## START Record excerpts

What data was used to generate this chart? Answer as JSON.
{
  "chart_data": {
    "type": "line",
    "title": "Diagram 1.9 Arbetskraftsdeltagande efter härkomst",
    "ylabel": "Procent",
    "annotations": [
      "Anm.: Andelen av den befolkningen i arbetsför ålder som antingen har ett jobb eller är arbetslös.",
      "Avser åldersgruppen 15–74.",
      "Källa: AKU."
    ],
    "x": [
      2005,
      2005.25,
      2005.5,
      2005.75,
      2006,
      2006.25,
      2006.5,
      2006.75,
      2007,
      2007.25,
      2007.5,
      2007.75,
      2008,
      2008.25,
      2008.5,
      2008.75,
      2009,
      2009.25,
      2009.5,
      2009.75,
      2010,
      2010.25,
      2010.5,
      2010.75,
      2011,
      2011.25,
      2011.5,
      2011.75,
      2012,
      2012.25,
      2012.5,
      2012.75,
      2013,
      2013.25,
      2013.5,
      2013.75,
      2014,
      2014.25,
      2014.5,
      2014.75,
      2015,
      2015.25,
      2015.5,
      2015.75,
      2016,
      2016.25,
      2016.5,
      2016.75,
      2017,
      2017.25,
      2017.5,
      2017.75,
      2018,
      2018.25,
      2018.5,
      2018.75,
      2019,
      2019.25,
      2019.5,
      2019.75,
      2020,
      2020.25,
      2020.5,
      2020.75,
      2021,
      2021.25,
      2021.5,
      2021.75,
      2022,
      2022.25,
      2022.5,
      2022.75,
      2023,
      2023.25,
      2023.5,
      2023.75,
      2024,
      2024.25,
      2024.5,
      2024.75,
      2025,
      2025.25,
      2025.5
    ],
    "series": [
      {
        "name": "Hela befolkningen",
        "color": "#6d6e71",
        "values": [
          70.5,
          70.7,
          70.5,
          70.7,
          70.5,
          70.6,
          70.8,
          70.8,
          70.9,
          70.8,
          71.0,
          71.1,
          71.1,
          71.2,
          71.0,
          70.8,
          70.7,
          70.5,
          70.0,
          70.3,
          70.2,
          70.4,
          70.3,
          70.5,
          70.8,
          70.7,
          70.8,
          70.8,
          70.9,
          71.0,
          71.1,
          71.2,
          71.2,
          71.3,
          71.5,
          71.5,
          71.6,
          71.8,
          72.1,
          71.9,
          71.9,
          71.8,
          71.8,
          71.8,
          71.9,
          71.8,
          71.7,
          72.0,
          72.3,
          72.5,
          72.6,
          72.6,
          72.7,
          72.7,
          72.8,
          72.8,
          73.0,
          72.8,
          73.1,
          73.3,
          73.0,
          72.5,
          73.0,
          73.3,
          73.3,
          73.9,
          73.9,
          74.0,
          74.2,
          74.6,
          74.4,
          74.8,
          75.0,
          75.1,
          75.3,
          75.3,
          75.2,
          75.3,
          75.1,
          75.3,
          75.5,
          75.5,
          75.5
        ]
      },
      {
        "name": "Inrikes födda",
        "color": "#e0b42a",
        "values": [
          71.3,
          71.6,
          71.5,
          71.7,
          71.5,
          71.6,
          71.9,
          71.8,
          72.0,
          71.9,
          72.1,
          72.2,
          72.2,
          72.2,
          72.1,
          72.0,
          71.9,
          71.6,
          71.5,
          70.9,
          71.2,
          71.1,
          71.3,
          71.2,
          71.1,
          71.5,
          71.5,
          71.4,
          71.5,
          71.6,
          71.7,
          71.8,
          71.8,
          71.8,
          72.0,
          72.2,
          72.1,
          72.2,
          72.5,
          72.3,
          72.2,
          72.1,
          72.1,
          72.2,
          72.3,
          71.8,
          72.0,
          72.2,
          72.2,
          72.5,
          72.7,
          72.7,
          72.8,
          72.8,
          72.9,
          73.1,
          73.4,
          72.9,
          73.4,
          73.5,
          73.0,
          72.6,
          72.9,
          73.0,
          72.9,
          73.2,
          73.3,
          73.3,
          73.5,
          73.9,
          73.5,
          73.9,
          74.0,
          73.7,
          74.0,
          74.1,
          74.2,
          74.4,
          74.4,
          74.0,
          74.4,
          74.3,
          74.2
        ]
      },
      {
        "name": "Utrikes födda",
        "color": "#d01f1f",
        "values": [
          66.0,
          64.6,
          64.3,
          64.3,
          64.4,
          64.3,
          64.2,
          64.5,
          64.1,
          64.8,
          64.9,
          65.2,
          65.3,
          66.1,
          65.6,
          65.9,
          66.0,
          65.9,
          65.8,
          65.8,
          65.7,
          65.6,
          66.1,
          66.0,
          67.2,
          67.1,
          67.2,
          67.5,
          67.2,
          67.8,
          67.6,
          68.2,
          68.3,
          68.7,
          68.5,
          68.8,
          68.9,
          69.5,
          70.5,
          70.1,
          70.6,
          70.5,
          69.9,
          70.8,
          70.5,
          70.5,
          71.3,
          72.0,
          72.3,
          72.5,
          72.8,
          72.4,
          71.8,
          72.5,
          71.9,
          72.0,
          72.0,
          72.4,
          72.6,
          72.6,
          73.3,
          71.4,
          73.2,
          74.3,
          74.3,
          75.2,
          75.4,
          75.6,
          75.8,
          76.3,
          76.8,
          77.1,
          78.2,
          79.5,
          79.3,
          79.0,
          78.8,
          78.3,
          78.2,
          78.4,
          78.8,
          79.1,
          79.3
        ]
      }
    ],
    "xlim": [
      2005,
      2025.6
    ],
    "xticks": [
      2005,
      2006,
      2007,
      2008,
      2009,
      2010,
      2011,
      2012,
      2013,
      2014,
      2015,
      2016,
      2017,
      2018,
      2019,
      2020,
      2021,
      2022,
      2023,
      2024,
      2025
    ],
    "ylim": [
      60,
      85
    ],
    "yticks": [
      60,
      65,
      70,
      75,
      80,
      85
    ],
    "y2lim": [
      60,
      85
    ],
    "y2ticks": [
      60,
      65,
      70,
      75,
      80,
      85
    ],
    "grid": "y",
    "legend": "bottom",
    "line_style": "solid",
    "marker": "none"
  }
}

## END Record excerpts

**Written instruction:** Reply with one number only, the count of lines above that hold the string "name".

**Answer for the task:** 3